» **Stated task**
Restate every line of the material, word for word.

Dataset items
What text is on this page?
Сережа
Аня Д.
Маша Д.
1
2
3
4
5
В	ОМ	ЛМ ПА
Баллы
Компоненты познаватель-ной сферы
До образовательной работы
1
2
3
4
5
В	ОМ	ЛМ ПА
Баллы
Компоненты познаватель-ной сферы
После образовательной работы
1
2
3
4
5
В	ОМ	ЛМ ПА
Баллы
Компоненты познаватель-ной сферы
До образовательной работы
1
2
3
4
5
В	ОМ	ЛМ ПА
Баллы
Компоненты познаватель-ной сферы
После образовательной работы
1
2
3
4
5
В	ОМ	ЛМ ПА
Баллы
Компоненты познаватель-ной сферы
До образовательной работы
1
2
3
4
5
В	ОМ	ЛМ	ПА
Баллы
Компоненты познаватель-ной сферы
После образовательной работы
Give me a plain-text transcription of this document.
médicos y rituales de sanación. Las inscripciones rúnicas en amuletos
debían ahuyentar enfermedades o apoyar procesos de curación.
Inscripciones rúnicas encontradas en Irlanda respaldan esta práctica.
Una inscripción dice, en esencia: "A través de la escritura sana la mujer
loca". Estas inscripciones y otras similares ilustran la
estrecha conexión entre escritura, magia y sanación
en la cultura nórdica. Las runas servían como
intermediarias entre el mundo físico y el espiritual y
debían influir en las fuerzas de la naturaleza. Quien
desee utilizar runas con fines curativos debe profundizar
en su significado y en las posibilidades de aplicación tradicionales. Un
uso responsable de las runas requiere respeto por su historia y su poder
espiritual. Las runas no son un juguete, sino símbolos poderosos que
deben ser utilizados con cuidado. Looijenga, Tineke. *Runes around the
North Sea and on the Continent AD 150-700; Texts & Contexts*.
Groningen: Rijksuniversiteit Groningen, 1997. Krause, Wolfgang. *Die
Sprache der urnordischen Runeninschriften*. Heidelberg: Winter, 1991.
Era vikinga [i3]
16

» **Worked solution**
What text is on this page?
Сережа
Аня Д.
Маша Д.
1
2
3
4
5
В	ОМ	ЛМ ПА
Баллы
Компоненты познаватель-ной сферы
До образовательной работы
1
2
3
4
5
В	ОМ	ЛМ ПА
Баллы
Компоненты познаватель-ной сферы
После образовательной работы
1
2
3
4
5
В	ОМ	ЛМ ПА
Баллы
Компоненты познаватель-ной сферы
До образовательной работы
1
2
3
4
5
В	ОМ	ЛМ ПА
Баллы
Компоненты познаватель-ной сферы
После образовательной работы
1
2
3
4
5
В	ОМ	ЛМ ПА
Баллы
Компоненты познаватель-ной сферы
До образовательной работы
1
2
3
4
5
В	ОМ	ЛМ	ПА
Баллы
Компоненты познаватель-ной сферы
После образовательной работы
Give me a plain-text transcription of this document.
médicos y rituales de sanación. Las inscripciones rúnicas en amuletos
debían ahuyentar enfermedades o apoyar procesos de curación.
Inscripciones rúnicas encontradas en Irlanda respaldan esta práctica.
Una inscripción dice, en esencia: "A través de la escritura sana la mujer
loca". Estas inscripciones y otras similares ilustran la
estrecha conexión entre escritura, magia y sanación
en la cultura nórdica. Las runas servían como
intermediarias entre el mundo físico y el espiritual y
debían influir en las fuerzas de la naturaleza. Quien
desee utilizar runas con fines curativos debe profundizar
en su significado y en las posibilidades de aplicación tradicionales. Un
uso responsable de las runas requiere respeto por su historia y su poder
espiritual. Las runas no son un juguete, sino símbolos poderosos que
deben ser utilizados con cuidado. Looijenga, Tineke. *Runes around the
North Sea and on the Continent AD 150-700; Texts & Contexts*.
Groningen: Rijksuniversiteit Groningen, 1997. Krause, Wolfgang. *Die
Sprache der urnordischen Runeninschriften*. Heidelberg: Winter, 1991.
Era vikinga [i3]
16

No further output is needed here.